__EXERCISE TASK__: In the smoker forum thread, rewrite everything from "## charles1056 (Jan" down to "morkdach (Jan 21, 2008)", swapping "Tyler" for "Nacogdoches".
____ SOURCE PASSAGE
Welcome I am new myself there is alot of great people here at SMF i enjoy reading all of everyones smoking does and donts. I am originally from east Texas myself a town called Lufkin.


----------



## bbqlovinpackerbacker (Jan 21, 2008)

Now that's a first post!! Welcome to the fold!


----------



## charles1056 (Jan 21, 2008)

Hey Kev, and welcome to the forum.  Where in East Texas are you?  Tyler here.  Great looking smoker and Qvue.


----------



## morkdach (Jan 21, 2008)

wow food looks great good job man


----------



## ~kev~ (Jan 21, 2008)

Thank you.  I have been working on that pit for a little over a year.  

I am just outside of Jasper.


----------



## cowgirl (Jan 22, 2008)

Welcome to the forum Kev....nice smoker!


----------



## gramason (Jan 22, 2008)

Welcome aboard, nice lookin smoker.


----------



## bustedluckbarbq (Jan 22, 2008)

Welcome to the SMF Kevin!!!  Great first post!!  nice smoker set up and great qviews!! that sure was one heck-of-a spread of ribs!!!


----------



## richtee (Jan 22, 2008)

Wow... welcome Kevin. Seems ya got a grip on ribs at least..LOL! Oh  and brats... that a chicken in there?

You found a place that can help even someone of your experience. And even better, you can help others  :{)

Glad to meetcha!


----------



## ds7662 (Jan 22, 2008)

Welcome to the site! Thanks for the wonderful pics. They are great.


----------



## white cloud (Jan 22, 2008)

It was hazing lol


----------



## philthysmoker (Jan 22, 2008)

welcome kev, you can change the way you veiw post if you go to the user cp then edit options,thread diplay mode and the you can change to oldest first if that is what you prefer.


----------



## mossymo (Jan 22, 2008)

~kev~
I very much like your smoker, very nice and welcome ot SMF !!!


----------



## ~kev~ (Jan 22, 2008)

Thank you.  It not finished yet.  Once I got started building it, I thought about all kinds of stuff I wanted to add.  Maybe in another 2 months it will be finished.


Just north of Jasper, about 4 miles out of town.


----------



## mossymo (Jan 22, 2008)

~kev~
I know a couple of propane business owners pretty well. You have me thinking about inquiring about tanks that are going to be put out of service.....
Side note: one of propane business owners has personalized plates on his personal pickup that read - IGOTGAS


----------



## ~kev~ (Jan 22, 2008)
________
____ DATA BLOCK
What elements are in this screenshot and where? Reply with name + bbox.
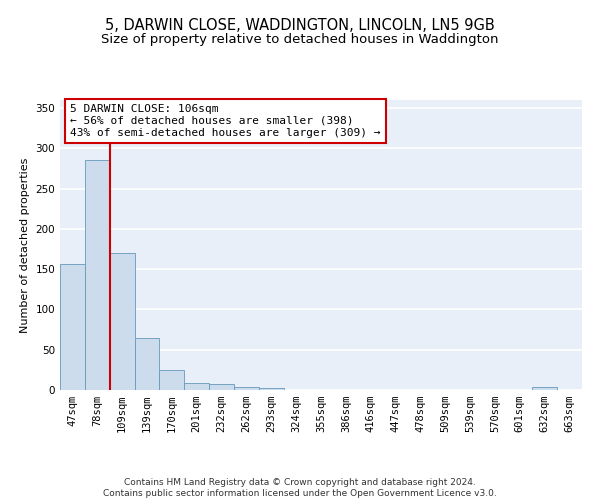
________
__SOLUTION FOR THIS PROBLEM__:
## charles1056 (Jan 21, 2008)

Hey Kev, and welcome to the forum.  Where in East Texas are you?  Nacogdoches here.  Great looking smoker and Qvue.


----------



## morkdach (Jan 21, 2008)